**Exercise goal**
Extract the full listing verbatim and drop any pictures from your copy.

[Figure content listings]
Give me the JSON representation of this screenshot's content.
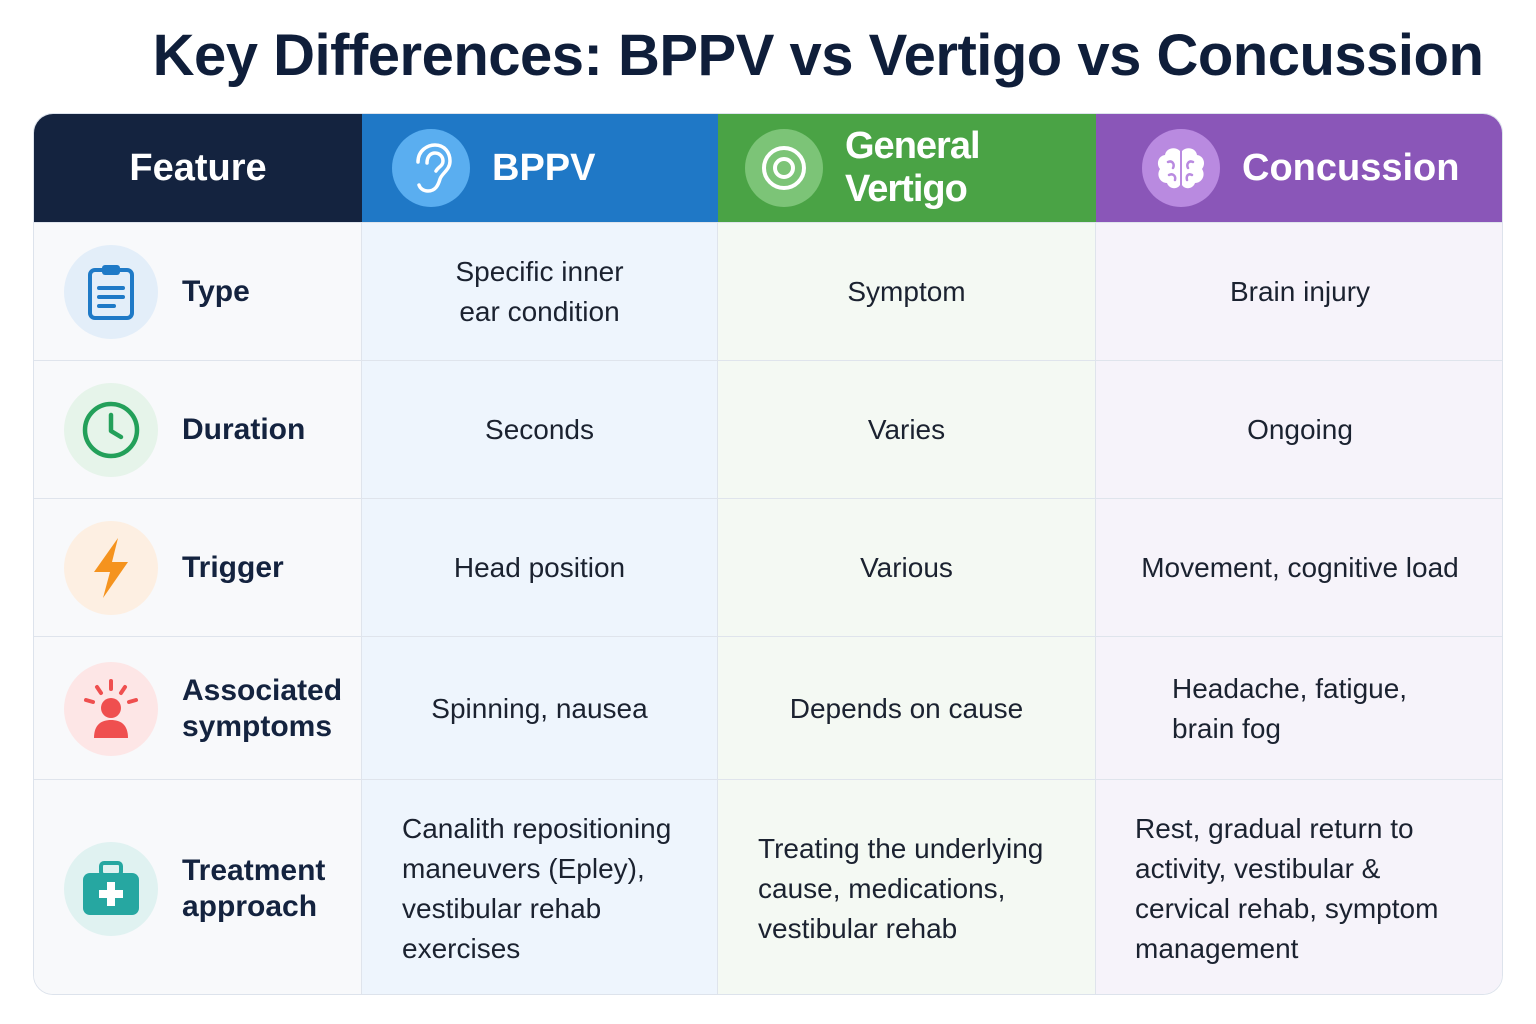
{
  "title": "Key Differences: BPPV vs Vertigo vs Concussion",
  "header": {
    "feature": "Feature",
    "bppv": {
      "label": "BPPV",
      "icon": "ear-icon"
    },
    "vertigo": {
      "label": "General Vertigo",
      "icon": "target-icon"
    },
    "concussion": {
      "label": "Concussion",
      "icon": "brain-icon"
    }
  },
  "colors": {
    "feature_header": "#14233f",
    "bppv_header": "#1f78c6",
    "vertigo_header": "#4aa345",
    "concussion_header": "#8a56b8"
  },
  "rows": [
    {
      "feature": "Type",
      "icon": "clipboard-icon",
      "bppv": "Specific inner\near condition",
      "vertigo": "Symptom",
      "concussion": "Brain injury"
    },
    {
      "feature": "Duration",
      "icon": "clock-icon",
      "bppv": "Seconds",
      "vertigo": "Varies",
      "concussion": "Ongoing"
    },
    {
      "feature": "Trigger",
      "icon": "lightning-icon",
      "bppv": "Head position",
      "vertigo": "Various",
      "concussion": "Movement, cognitive load"
    },
    {
      "feature": "Associated\nsymptoms",
      "icon": "person-alert-icon",
      "bppv": "Spinning, nausea",
      "vertigo": "Depends on cause",
      "concussion": "Headache, fatigue,\nbrain fog"
    },
    {
      "feature": "Treatment\napproach",
      "icon": "medical-kit-icon",
      "bppv": "Canalith repositioning\nmaneuvers (Epley),\nvestibular rehab\nexercises",
      "vertigo": "Treating the underlying\ncause, medications,\nvestibular rehab",
      "concussion": "Rest, gradual return to\nactivity, vestibular &\ncervical rehab, symptom\nmanagement"
    }
  ]
}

**Answer to this exercise**
Give me the JSON representation of this screenshot's content.
{
  "title": "Key Differences: BPPV vs Vertigo vs Concussion",
  "header": {
    "feature": "Feature",
    "bppv": {
      "label": "BPPV",
      "icon": "ear-icon"
    },
    "vertigo": {
      "label": "General Vertigo",
      "icon": "target-icon"
    },
    "concussion": {
      "label": "Concussion",
      "icon": "brain-icon"
    }
  },
  "colors": {
    "feature_header": "#14233f",
    "bppv_header": "#1f78c6",
    "vertigo_header": "#4aa345",
    "concussion_header": "#8a56b8"
  },
  "rows": [
    {
      "feature": "Type",
      "icon": "clipboard-icon",
      "bppv": "Specific inner\near condition",
      "vertigo": "Symptom",
      "concussion": "Brain injury"
    },
    {
      "feature": "Duration",
      "icon": "clock-icon",
      "bppv": "Seconds",
      "vertigo": "Varies",
      "concussion": "Ongoing"
    },
    {
      "feature": "Trigger",
      "icon": "lightning-icon",
      "bppv": "Head position",
      "vertigo": "Various",
      "concussion": "Movement, cognitive load"
    },
    {
      "feature": "Associated\nsymptoms",
      "icon": "person-alert-icon",
      "bppv": "Spinning, nausea",
      "vertigo": "Depends on cause",
      "concussion": "Headache, fatigue,\nbrain fog"
    },
    {
      "feature": "Treatment\napproach",
      "icon": "medical-kit-icon",
      "bppv": "Canalith repositioning\nmaneuvers (Epley),\nvestibular rehab\nexercises",
      "vertigo": "Treating the underlying\ncause, medications,\nvestibular rehab",
      "concussion": "Rest, gradual return to\nactivity, vestibular &\ncervical rehab, symptom\nmanagement"
    }
  ]
}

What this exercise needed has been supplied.